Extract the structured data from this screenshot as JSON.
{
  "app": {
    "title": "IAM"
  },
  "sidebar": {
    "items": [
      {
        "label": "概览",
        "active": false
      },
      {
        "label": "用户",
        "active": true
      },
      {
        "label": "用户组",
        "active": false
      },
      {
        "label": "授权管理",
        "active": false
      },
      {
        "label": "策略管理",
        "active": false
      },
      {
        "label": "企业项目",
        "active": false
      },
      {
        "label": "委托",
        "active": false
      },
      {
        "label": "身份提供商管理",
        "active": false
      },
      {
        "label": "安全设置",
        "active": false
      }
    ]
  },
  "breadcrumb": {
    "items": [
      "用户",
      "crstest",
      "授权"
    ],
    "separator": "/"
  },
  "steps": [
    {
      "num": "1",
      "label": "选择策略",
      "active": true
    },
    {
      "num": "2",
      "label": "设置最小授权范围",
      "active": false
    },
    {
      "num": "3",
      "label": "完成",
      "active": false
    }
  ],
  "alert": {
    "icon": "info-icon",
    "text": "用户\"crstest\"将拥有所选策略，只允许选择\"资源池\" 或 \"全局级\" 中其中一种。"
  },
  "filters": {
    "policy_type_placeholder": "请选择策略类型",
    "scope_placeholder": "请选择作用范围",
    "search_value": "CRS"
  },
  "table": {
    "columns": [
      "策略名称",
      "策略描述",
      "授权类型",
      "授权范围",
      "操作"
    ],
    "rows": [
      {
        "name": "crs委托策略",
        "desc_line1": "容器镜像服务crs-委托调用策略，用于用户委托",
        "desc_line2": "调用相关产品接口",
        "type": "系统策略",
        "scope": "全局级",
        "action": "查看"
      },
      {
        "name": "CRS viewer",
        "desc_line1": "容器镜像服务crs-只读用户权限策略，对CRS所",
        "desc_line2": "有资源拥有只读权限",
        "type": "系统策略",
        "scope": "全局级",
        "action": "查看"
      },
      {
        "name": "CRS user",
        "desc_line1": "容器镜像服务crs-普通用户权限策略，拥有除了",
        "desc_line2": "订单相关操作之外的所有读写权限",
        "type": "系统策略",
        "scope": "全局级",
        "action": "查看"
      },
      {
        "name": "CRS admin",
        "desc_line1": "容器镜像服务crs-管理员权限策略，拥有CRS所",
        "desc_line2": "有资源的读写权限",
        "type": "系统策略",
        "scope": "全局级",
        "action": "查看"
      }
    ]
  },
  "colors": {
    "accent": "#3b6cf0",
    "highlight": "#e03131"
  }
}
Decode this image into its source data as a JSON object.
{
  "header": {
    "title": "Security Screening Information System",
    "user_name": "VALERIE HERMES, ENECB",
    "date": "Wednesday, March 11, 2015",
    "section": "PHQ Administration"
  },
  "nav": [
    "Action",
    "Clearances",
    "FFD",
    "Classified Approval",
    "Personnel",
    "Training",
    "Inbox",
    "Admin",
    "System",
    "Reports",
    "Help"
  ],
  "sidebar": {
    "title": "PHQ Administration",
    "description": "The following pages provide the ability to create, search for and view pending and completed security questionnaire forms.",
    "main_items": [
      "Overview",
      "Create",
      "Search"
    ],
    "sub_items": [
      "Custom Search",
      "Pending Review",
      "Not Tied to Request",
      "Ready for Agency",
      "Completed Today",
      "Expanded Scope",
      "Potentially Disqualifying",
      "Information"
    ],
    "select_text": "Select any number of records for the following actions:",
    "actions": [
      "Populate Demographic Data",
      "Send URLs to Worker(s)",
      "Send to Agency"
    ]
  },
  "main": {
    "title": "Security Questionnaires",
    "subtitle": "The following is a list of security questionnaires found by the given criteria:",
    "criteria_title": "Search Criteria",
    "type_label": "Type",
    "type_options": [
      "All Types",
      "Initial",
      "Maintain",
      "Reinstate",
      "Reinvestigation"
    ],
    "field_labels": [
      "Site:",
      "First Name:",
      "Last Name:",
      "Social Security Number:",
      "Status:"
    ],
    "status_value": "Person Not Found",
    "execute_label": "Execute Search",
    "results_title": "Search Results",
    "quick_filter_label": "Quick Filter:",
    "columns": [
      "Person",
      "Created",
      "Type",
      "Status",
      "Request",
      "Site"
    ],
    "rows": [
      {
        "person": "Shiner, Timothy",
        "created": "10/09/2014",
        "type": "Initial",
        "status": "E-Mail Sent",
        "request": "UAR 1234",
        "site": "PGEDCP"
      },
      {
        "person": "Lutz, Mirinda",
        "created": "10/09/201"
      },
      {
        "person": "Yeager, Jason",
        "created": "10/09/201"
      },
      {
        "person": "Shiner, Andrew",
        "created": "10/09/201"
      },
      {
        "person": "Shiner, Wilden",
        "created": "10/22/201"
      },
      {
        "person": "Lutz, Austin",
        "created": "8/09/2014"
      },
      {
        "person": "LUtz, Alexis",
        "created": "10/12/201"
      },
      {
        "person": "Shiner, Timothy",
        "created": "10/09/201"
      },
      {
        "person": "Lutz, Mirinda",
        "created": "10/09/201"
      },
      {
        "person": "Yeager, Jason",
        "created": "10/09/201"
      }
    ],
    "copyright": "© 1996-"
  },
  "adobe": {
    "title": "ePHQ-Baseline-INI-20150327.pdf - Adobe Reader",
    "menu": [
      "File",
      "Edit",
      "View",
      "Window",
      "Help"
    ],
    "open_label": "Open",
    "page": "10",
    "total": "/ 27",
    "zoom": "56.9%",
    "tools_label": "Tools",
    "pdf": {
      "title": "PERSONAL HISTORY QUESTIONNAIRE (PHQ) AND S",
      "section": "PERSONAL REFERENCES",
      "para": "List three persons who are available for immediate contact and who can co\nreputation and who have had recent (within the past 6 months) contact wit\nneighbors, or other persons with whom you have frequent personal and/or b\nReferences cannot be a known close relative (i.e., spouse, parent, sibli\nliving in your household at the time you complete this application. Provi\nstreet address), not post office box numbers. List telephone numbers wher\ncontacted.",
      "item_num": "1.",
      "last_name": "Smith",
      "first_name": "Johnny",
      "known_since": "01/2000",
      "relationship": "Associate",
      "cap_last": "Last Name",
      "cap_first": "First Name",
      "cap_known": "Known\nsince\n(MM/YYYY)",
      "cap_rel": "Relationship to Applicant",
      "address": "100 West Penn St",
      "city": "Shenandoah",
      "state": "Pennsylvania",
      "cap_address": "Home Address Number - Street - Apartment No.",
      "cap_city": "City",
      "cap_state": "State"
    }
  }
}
************
WORK REQUIRED: Go through the data and return every record exactly.

COMPLETE ANSWER:
Extract the structured data from this screenshot as JSON.
{
  "app": {
    "title": "IAM"
  },
  "sidebar": {
    "items": [
      {
        "label": "概览",
        "active": false
      },
      {
        "label": "用户",
        "active": true
      },
      {
        "label": "用户组",
        "active": false
      },
      {
        "label": "授权管理",
        "active": false
      },
      {
        "label": "策略管理",
        "active": false
      },
      {
        "label": "企业项目",
        "active": false
      },
      {
        "label": "委托",
        "active": false
      },
      {
        "label": "身份提供商管理",
        "active": false
      },
      {
        "label": "安全设置",
        "active": false
      }
    ]
  },
  "breadcrumb": {
    "items": [
      "用户",
      "crstest",
      "授权"
    ],
    "separator": "/"
  },
  "steps": [
    {
      "num": "1",
      "label": "选择策略",
      "active": true
    },
    {
      "num": "2",
      "label": "设置最小授权范围",
      "active": false
    },
    {
      "num": "3",
      "label": "完成",
      "active": false
    }
  ],
  "alert": {
    "icon": "info-icon",
    "text": "用户\"crstest\"将拥有所选策略，只允许选择\"资源池\" 或 \"全局级\" 中其中一种。"
  },
  "filters": {
    "policy_type_placeholder": "请选择策略类型",
    "scope_placeholder": "请选择作用范围",
    "search_value": "CRS"
  },
  "table": {
    "columns": [
      "策略名称",
      "策略描述",
      "授权类型",
      "授权范围",
      "操作"
    ],
    "rows": [
      {
        "name": "crs委托策略",
        "desc_line1": "容器镜像服务crs-委托调用策略，用于用户委托",
        "desc_line2": "调用相关产品接口",
        "type": "系统策略",
        "scope": "全局级",
        "action": "查看"
      },
      {
        "name": "CRS viewer",
        "desc_line1": "容器镜像服务crs-只读用户权限策略，对CRS所",
        "desc_line2": "有资源拥有只读权限",
        "type": "系统策略",
        "scope": "全局级",
        "action": "查看"
      },
      {
        "name": "CRS user",
        "desc_line1": "容器镜像服务crs-普通用户权限策略，拥有除了",
        "desc_line2": "订单相关操作之外的所有读写权限",
        "type": "系统策略",
        "scope": "全局级",
        "action": "查看"
      },
      {
        "name": "CRS admin",
        "desc_line1": "容器镜像服务crs-管理员权限策略，拥有CRS所",
        "desc_line2": "有资源的读写权限",
        "type": "系统策略",
        "scope": "全局级",
        "action": "查看"
      }
    ]
  },
  "colors": {
    "accent": "#3b6cf0",
    "highlight": "#e03131"
  }
}
Decode this image into its source data as a JSON object.
{
  "header": {
    "title": "Security Screening Information System",
    "user_name": "VALERIE HERMES, ENECB",
    "date": "Wednesday, March 11, 2015",
    "section": "PHQ Administration"
  },
  "nav": [
    "Action",
    "Clearances",
    "FFD",
    "Classified Approval",
    "Personnel",
    "Training",
    "Inbox",
    "Admin",
    "System",
    "Reports",
    "Help"
  ],
  "sidebar": {
    "title": "PHQ Administration",
    "description": "The following pages provide the ability to create, search for and view pending and completed security questionnaire forms.",
    "main_items": [
      "Overview",
      "Create",
      "Search"
    ],
    "sub_items": [
      "Custom Search",
      "Pending Review",
      "Not Tied to Request",
      "Ready for Agency",
      "Completed Today",
      "Expanded Scope",
      "Potentially Disqualifying",
      "Information"
    ],
    "select_text": "Select any number of records for the following actions:",
    "actions": [
      "Populate Demographic Data",
      "Send URLs to Worker(s)",
      "Send to Agency"
    ]
  },
  "main": {
    "title": "Security Questionnaires",
    "subtitle": "The following is a list of security questionnaires found by the given criteria:",
    "criteria_title": "Search Criteria",
    "type_label": "Type",
    "type_options": [
      "All Types",
      "Initial",
      "Maintain",
      "Reinstate",
      "Reinvestigation"
    ],
    "field_labels": [
      "Site:",
      "First Name:",
      "Last Name:",
      "Social Security Number:",
      "Status:"
    ],
    "status_value": "Person Not Found",
    "execute_label": "Execute Search",
    "results_title": "Search Results",
    "quick_filter_label": "Quick Filter:",
    "columns": [
      "Person",
      "Created",
      "Type",
      "Status",
      "Request",
      "Site"
    ],
    "rows": [
      {
        "person": "Shiner, Timothy",
        "created": "10/09/2014",
        "type": "Initial",
        "status": "E-Mail Sent",
        "request": "UAR 1234",
        "site": "PGEDCP"
      },
      {
        "person": "Lutz, Mirinda",
        "created": "10/09/201"
      },
      {
        "person": "Yeager, Jason",
        "created": "10/09/201"
      },
      {
        "person": "Shiner, Andrew",
        "created": "10/09/201"
      },
      {
        "person": "Shiner, Wilden",
        "created": "10/22/201"
      },
      {
        "person": "Lutz, Austin",
        "created": "8/09/2014"
      },
      {
        "person": "LUtz, Alexis",
        "created": "10/12/201"
      },
      {
        "person": "Shiner, Timothy",
        "created": "10/09/201"
      },
      {
        "person": "Lutz, Mirinda",
        "created": "10/09/201"
      },
      {
        "person": "Yeager, Jason",
        "created": "10/09/201"
      }
    ],
    "copyright": "© 1996-"
  },
  "adobe": {
    "title": "ePHQ-Baseline-INI-20150327.pdf - Adobe Reader",
    "menu": [
      "File",
      "Edit",
      "View",
      "Window",
      "Help"
    ],
    "open_label": "Open",
    "page": "10",
    "total": "/ 27",
    "zoom": "56.9%",
    "tools_label": "Tools",
    "pdf": {
      "title": "PERSONAL HISTORY QUESTIONNAIRE (PHQ) AND S",
      "section": "PERSONAL REFERENCES",
      "para": "List three persons who are available for immediate contact and who can co\nreputation and who have had recent (within the past 6 months) contact wit\nneighbors, or other persons with whom you have frequent personal and/or b\nReferences cannot be a known close relative (i.e., spouse, parent, sibli\nliving in your household at the time you complete this application. Provi\nstreet address), not post office box numbers. List telephone numbers wher\ncontacted.",
      "item_num": "1.",
      "last_name": "Smith",
      "first_name": "Johnny",
      "known_since": "01/2000",
      "relationship": "Associate",
      "cap_last": "Last Name",
      "cap_first": "First Name",
      "cap_known": "Known\nsince\n(MM/YYYY)",
      "cap_rel": "Relationship to Applicant",
      "address": "100 West Penn St",
      "city": "Shenandoah",
      "state": "Pennsylvania",
      "cap_address": "Home Address Number - Street - Apartment No.",
      "cap_city": "City",
      "cap_state": "State"
    }
  }
}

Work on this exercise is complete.